▶ _What is being asked_: Write every record out again exactly, and keep images out of it.

-- BEGIN Records provided --

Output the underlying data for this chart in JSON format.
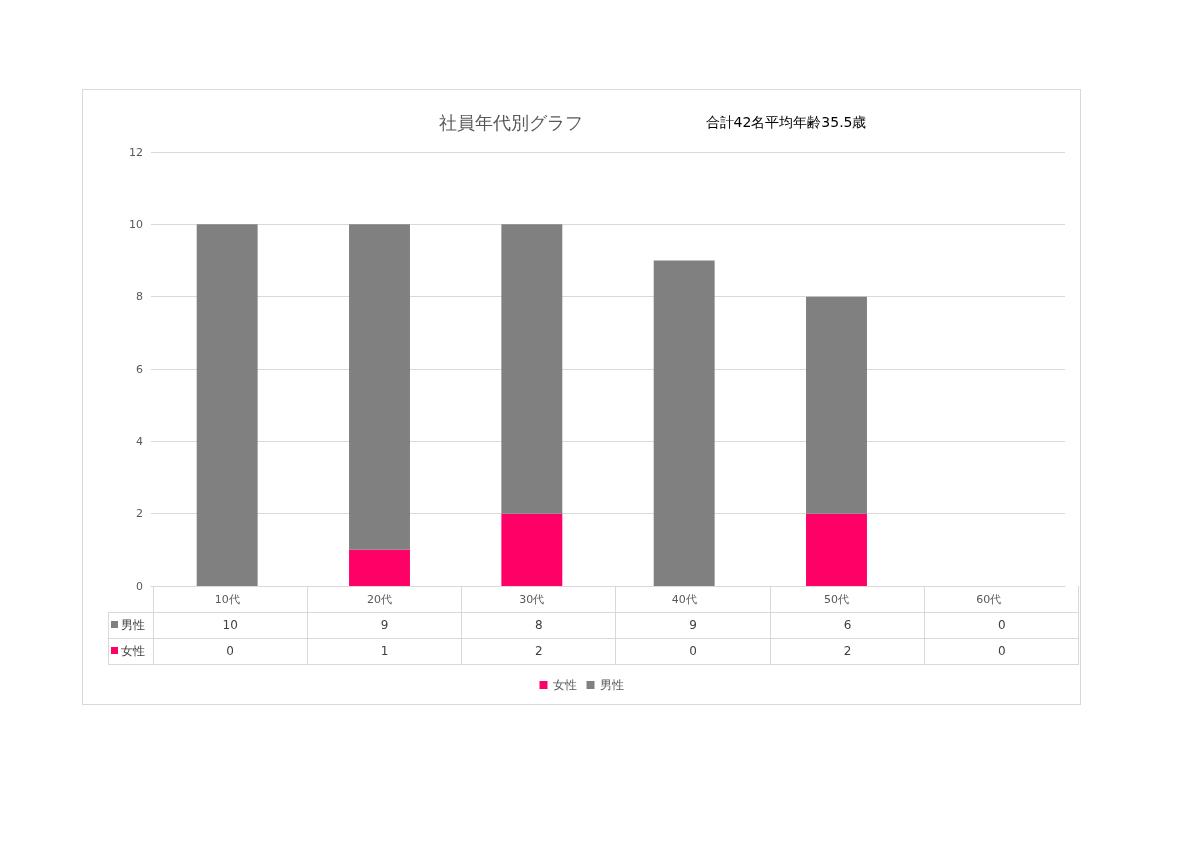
{
  "chart_data": {
    "type": "bar",
    "title": "社員年代別グラフ",
    "subtitle": "合計42名平均年齢35.5歳",
    "categories": [
      "10代",
      "20代",
      "30代",
      "40代",
      "50代",
      "60代"
    ],
    "series": [
      {
        "name": "女性",
        "color": "#ff0066",
        "values": [
          0,
          1,
          2,
          0,
          2,
          0
        ]
      },
      {
        "name": "男性",
        "color": "#808080",
        "values": [
          10,
          9,
          8,
          9,
          6,
          0
        ]
      }
    ],
    "stacked": true,
    "ylim": [
      0,
      12
    ],
    "yticks": [
      0,
      2,
      4,
      6,
      8,
      10,
      12
    ],
    "grid": "y",
    "legend": "bottom",
    "data_labels": true
  }
}
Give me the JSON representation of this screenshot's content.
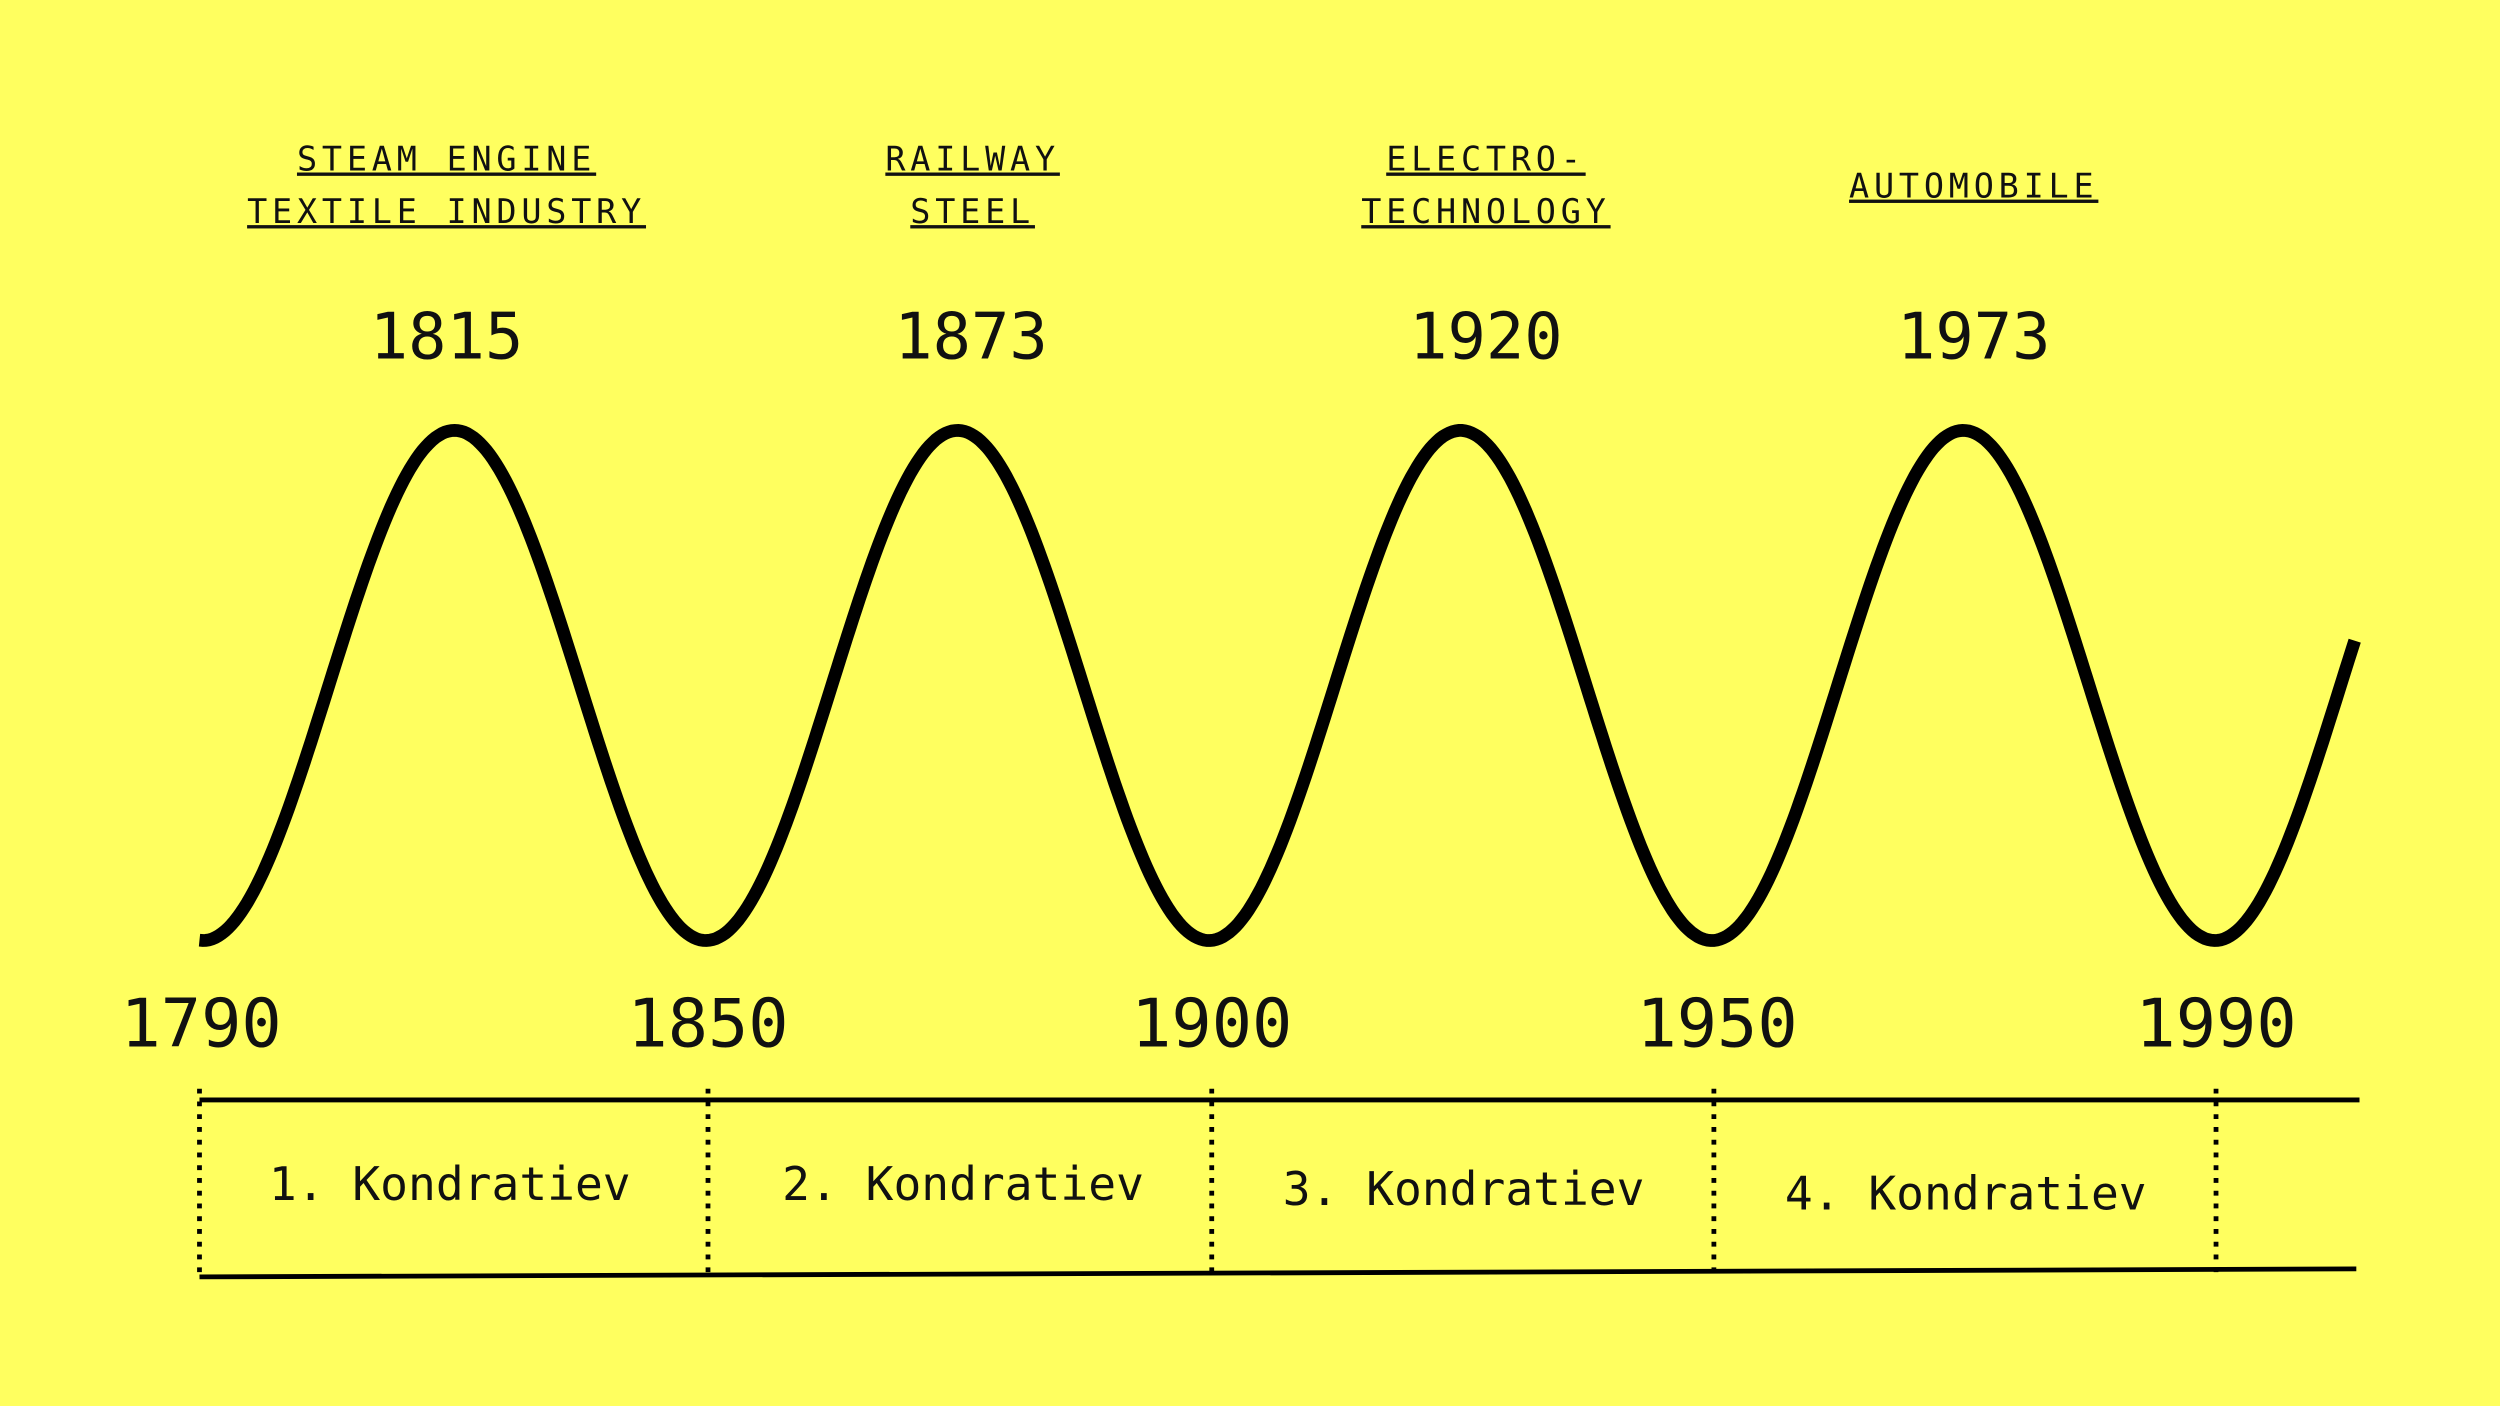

-- END Records provided --

▶ _Answer to the task_:
Output the underlying data for this chart in JSON format.
{
  "chart_data": {
    "type": "bar",
    "title": "社員年代別グラフ",
    "subtitle": "合計42名平均年齢35.5歳",
    "categories": [
      "10代",
      "20代",
      "30代",
      "40代",
      "50代",
      "60代"
    ],
    "series": [
      {
        "name": "女性",
        "color": "#ff0066",
        "values": [
          0,
          1,
          2,
          0,
          2,
          0
        ]
      },
      {
        "name": "男性",
        "color": "#808080",
        "values": [
          10,
          9,
          8,
          9,
          6,
          0
        ]
      }
    ],
    "stacked": true,
    "ylim": [
      0,
      12
    ],
    "yticks": [
      0,
      2,
      4,
      6,
      8,
      10,
      12
    ],
    "grid": "y",
    "legend": "bottom",
    "data_labels": true
  }
}
Give me the JSON representation of this screenshot's content.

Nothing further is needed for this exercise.